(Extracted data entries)

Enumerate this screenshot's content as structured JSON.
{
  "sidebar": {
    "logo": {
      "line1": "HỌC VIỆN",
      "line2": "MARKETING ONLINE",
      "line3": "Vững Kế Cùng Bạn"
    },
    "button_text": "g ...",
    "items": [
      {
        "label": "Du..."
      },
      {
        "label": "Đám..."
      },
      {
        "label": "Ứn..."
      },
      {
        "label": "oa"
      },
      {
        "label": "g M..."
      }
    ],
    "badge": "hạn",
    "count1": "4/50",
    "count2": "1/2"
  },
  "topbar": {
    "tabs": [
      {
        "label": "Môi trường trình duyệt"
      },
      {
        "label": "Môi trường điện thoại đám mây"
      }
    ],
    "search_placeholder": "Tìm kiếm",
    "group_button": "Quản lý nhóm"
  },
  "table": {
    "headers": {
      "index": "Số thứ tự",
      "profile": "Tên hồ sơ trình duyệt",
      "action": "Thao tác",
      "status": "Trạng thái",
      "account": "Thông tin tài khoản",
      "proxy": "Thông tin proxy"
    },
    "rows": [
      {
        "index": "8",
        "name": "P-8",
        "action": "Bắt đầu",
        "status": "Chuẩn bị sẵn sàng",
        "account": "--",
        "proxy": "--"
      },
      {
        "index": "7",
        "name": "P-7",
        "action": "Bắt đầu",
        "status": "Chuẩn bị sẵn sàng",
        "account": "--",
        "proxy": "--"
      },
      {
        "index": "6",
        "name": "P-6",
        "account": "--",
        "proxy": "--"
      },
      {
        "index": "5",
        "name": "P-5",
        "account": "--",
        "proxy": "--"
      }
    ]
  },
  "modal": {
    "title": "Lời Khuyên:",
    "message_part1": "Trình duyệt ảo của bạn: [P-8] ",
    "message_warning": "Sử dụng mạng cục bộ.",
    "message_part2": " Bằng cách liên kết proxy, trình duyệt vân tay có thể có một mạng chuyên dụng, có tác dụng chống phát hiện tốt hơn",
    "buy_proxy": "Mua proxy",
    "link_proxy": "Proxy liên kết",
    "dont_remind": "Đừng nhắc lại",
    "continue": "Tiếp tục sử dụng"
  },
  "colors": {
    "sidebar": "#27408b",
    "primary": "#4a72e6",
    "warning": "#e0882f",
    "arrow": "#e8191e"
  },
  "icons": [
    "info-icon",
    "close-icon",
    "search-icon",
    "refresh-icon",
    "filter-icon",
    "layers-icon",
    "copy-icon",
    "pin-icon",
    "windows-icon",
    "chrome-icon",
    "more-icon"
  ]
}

_Aim of the task_.
Check each line of the records above for "index", and copy those that have it.

_Final answer_.
      "index": "Số thứ tự",
        "index": "8",
        "index": "7",
        "index": "6",
        "index": "5",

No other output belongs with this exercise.